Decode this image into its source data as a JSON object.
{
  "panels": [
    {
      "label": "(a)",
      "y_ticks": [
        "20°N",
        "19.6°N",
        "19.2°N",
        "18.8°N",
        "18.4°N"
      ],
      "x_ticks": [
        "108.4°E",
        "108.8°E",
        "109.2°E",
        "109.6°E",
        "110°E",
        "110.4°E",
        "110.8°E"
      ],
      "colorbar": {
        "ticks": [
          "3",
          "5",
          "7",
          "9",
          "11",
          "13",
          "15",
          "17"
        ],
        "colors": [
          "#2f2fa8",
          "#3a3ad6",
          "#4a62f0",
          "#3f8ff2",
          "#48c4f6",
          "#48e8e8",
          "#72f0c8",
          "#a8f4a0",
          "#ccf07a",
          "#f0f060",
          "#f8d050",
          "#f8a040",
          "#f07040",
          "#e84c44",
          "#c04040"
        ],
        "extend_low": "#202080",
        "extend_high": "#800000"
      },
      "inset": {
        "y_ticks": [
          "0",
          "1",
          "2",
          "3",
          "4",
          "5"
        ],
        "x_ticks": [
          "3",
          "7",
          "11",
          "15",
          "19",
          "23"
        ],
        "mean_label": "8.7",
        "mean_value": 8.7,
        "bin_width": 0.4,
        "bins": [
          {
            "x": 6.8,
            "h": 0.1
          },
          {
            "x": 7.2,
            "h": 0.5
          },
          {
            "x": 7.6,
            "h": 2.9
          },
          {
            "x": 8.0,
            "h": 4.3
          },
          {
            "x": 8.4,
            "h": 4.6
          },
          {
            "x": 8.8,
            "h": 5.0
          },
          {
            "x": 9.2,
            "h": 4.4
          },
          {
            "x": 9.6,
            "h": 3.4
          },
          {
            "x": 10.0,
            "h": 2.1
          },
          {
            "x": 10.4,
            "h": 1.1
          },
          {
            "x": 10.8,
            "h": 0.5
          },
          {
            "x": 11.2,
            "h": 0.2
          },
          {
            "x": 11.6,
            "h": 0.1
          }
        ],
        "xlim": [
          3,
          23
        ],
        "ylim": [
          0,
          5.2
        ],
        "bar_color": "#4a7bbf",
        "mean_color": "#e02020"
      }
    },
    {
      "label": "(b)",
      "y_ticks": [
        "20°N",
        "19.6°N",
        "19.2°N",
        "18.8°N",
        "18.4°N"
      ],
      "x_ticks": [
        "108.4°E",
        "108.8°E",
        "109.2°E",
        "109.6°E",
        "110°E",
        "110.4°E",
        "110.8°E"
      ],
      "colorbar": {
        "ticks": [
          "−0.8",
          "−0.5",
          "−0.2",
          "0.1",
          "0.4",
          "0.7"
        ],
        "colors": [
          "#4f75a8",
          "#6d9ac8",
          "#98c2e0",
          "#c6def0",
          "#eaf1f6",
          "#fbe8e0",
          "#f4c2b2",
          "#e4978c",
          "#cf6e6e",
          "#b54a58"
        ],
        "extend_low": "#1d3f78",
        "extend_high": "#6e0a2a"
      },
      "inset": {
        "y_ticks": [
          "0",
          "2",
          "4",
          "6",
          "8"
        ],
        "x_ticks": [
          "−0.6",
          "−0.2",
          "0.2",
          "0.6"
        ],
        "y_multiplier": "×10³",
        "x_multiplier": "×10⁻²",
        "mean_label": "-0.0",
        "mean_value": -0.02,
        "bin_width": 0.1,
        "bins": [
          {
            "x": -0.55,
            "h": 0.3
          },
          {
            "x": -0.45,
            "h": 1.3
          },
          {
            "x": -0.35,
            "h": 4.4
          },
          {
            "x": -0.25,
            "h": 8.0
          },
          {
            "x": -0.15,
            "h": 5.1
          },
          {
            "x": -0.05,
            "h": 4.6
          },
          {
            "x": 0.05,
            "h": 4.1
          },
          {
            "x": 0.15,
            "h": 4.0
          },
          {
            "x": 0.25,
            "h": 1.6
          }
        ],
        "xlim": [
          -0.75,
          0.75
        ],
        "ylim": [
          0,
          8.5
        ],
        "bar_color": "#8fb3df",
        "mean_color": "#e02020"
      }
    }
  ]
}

----

AIM
Could you quote the material above in full, exactly as it stands?

TASK RESPONSE
Decode this image into its source data as a JSON object.
{
  "panels": [
    {
      "label": "(a)",
      "y_ticks": [
        "20°N",
        "19.6°N",
        "19.2°N",
        "18.8°N",
        "18.4°N"
      ],
      "x_ticks": [
        "108.4°E",
        "108.8°E",
        "109.2°E",
        "109.6°E",
        "110°E",
        "110.4°E",
        "110.8°E"
      ],
      "colorbar": {
        "ticks": [
          "3",
          "5",
          "7",
          "9",
          "11",
          "13",
          "15",
          "17"
        ],
        "colors": [
          "#2f2fa8",
          "#3a3ad6",
          "#4a62f0",
          "#3f8ff2",
          "#48c4f6",
          "#48e8e8",
          "#72f0c8",
          "#a8f4a0",
          "#ccf07a",
          "#f0f060",
          "#f8d050",
          "#f8a040",
          "#f07040",
          "#e84c44",
          "#c04040"
        ],
        "extend_low": "#202080",
        "extend_high": "#800000"
      },
      "inset": {
        "y_ticks": [
          "0",
          "1",
          "2",
          "3",
          "4",
          "5"
        ],
        "x_ticks": [
          "3",
          "7",
          "11",
          "15",
          "19",
          "23"
        ],
        "mean_label": "8.7",
        "mean_value": 8.7,
        "bin_width": 0.4,
        "bins": [
          {
            "x": 6.8,
            "h": 0.1
          },
          {
            "x": 7.2,
            "h": 0.5
          },
          {
            "x": 7.6,
            "h": 2.9
          },
          {
            "x": 8.0,
            "h": 4.3
          },
          {
            "x": 8.4,
            "h": 4.6
          },
          {
            "x": 8.8,
            "h": 5.0
          },
          {
            "x": 9.2,
            "h": 4.4
          },
          {
            "x": 9.6,
            "h": 3.4
          },
          {
            "x": 10.0,
            "h": 2.1
          },
          {
            "x": 10.4,
            "h": 1.1
          },
          {
            "x": 10.8,
            "h": 0.5
          },
          {
            "x": 11.2,
            "h": 0.2
          },
          {
            "x": 11.6,
            "h": 0.1
          }
        ],
        "xlim": [
          3,
          23
        ],
        "ylim": [
          0,
          5.2
        ],
        "bar_color": "#4a7bbf",
        "mean_color": "#e02020"
      }
    },
    {
      "label": "(b)",
      "y_ticks": [
        "20°N",
        "19.6°N",
        "19.2°N",
        "18.8°N",
        "18.4°N"
      ],
      "x_ticks": [
        "108.4°E",
        "108.8°E",
        "109.2°E",
        "109.6°E",
        "110°E",
        "110.4°E",
        "110.8°E"
      ],
      "colorbar": {
        "ticks": [
          "−0.8",
          "−0.5",
          "−0.2",
          "0.1",
          "0.4",
          "0.7"
        ],
        "colors": [
          "#4f75a8",
          "#6d9ac8",
          "#98c2e0",
          "#c6def0",
          "#eaf1f6",
          "#fbe8e0",
          "#f4c2b2",
          "#e4978c",
          "#cf6e6e",
          "#b54a58"
        ],
        "extend_low": "#1d3f78",
        "extend_high": "#6e0a2a"
      },
      "inset": {
        "y_ticks": [
          "0",
          "2",
          "4",
          "6",
          "8"
        ],
        "x_ticks": [
          "−0.6",
          "−0.2",
          "0.2",
          "0.6"
        ],
        "y_multiplier": "×10³",
        "x_multiplier": "×10⁻²",
        "mean_label": "-0.0",
        "mean_value": -0.02,
        "bin_width": 0.1,
        "bins": [
          {
            "x": -0.55,
            "h": 0.3
          },
          {
            "x": -0.45,
            "h": 1.3
          },
          {
            "x": -0.35,
            "h": 4.4
          },
          {
            "x": -0.25,
            "h": 8.0
          },
          {
            "x": -0.15,
            "h": 5.1
          },
          {
            "x": -0.05,
            "h": 4.6
          },
          {
            "x": 0.05,
            "h": 4.1
          },
          {
            "x": 0.15,
            "h": 4.0
          },
          {
            "x": 0.25,
            "h": 1.6
          }
        ],
        "xlim": [
          -0.75,
          0.75
        ],
        "ylim": [
          0,
          8.5
        ],
        "bar_color": "#8fb3df",
        "mean_color": "#e02020"
      }
    }
  ]
}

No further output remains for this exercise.